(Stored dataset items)
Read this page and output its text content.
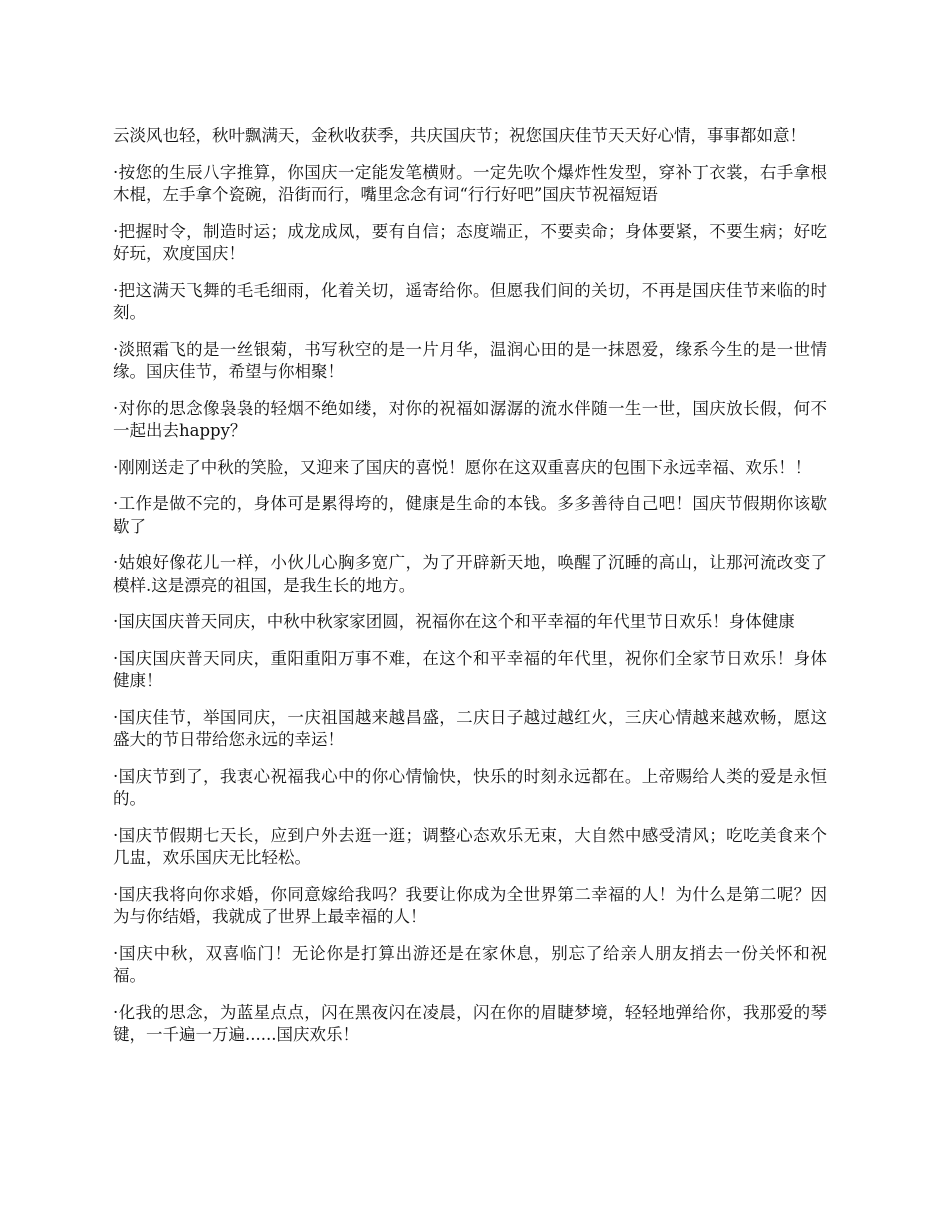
云淡风也轻，秋叶飘满天，金秋收获季，共庆国庆节；祝您国庆佳节天天好心情，事事都如意！

·按您的生辰八字推算，你国庆一定能发笔横财。一定先吹个爆炸性发型，穿补丁衣裳，右手拿根木棍，左手拿个瓷碗，沿街而行，嘴里念念有词“行行好吧”国庆节祝福短语

·把握时令，制造时运；成龙成凤，要有自信；态度端正，不要卖命；身体要紧，不要生病；好吃好玩，欢度国庆！

·把这满天飞舞的毛毛细雨，化着关切，遥寄给你。但愿我们间的关切，不再是国庆佳节来临的时刻。

·淡照霜飞的是一丝银菊，书写秋空的是一片月华，温润心田的是一抹恩爱，缘系今生的是一世情缘。国庆佳节，希望与你相聚！

·对你的思念像袅袅的轻烟不绝如缕，对你的祝福如潺潺的流水伴随一生一世，国庆放长假，何不一起出去happy？

·刚刚送走了中秋的笑脸，又迎来了国庆的喜悦！愿你在这双重喜庆的包围下永远幸福、欢乐！！

·工作是做不完的，身体可是累得垮的，健康是生命的本钱。多多善待自己吧！国庆节假期你该歇歇了

·姑娘好像花儿一样，小伙儿心胸多宽广，为了开辟新天地，唤醒了沉睡的高山，让那河流改变了模样.这是漂亮的祖国，是我生长的地方。

·国庆国庆普天同庆，中秋中秋家家团圆，祝福你在这个和平幸福的年代里节日欢乐！身体健康

·国庆国庆普天同庆，重阳重阳万事不难，在这个和平幸福的年代里，祝你们全家节日欢乐！身体健康！

·国庆佳节，举国同庆，一庆祖国越来越昌盛，二庆日子越过越红火，三庆心情越来越欢畅，愿这盛大的节日带给您永远的幸运！

·国庆节到了，我衷心祝福我心中的你心情愉快，快乐的时刻永远都在。上帝赐给人类的爱是永恒的。

·国庆节假期七天长，应到户外去逛一逛；调整心态欢乐无束，大自然中感受清风；吃吃美食来个几盅，欢乐国庆无比轻松。

·国庆我将向你求婚，你同意嫁给我吗？我要让你成为全世界第二幸福的人！为什么是第二呢？因为与你结婚，我就成了世界上最幸福的人！

·国庆中秋，双喜临门！无论你是打算出游还是在家休息，别忘了给亲人朋友捎去一份关怀和祝福。

·化我的思念，为蓝星点点，闪在黑夜闪在凌晨，闪在你的眉睫梦境，轻轻地弹给你，我那爱的琴键，一千遍一万遍......国庆欢乐！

• **The exercise**: Identify all lines where the word "身体健康" shows up. Copy them.

• **Exercise output**:
·国庆国庆普天同庆，中秋中秋家家团圆，祝福你在这个和平幸福的年代里节日欢乐！身体健康
·国庆国庆普天同庆，重阳重阳万事不难，在这个和平幸福的年代里，祝你们全家节日欢乐！身体健康！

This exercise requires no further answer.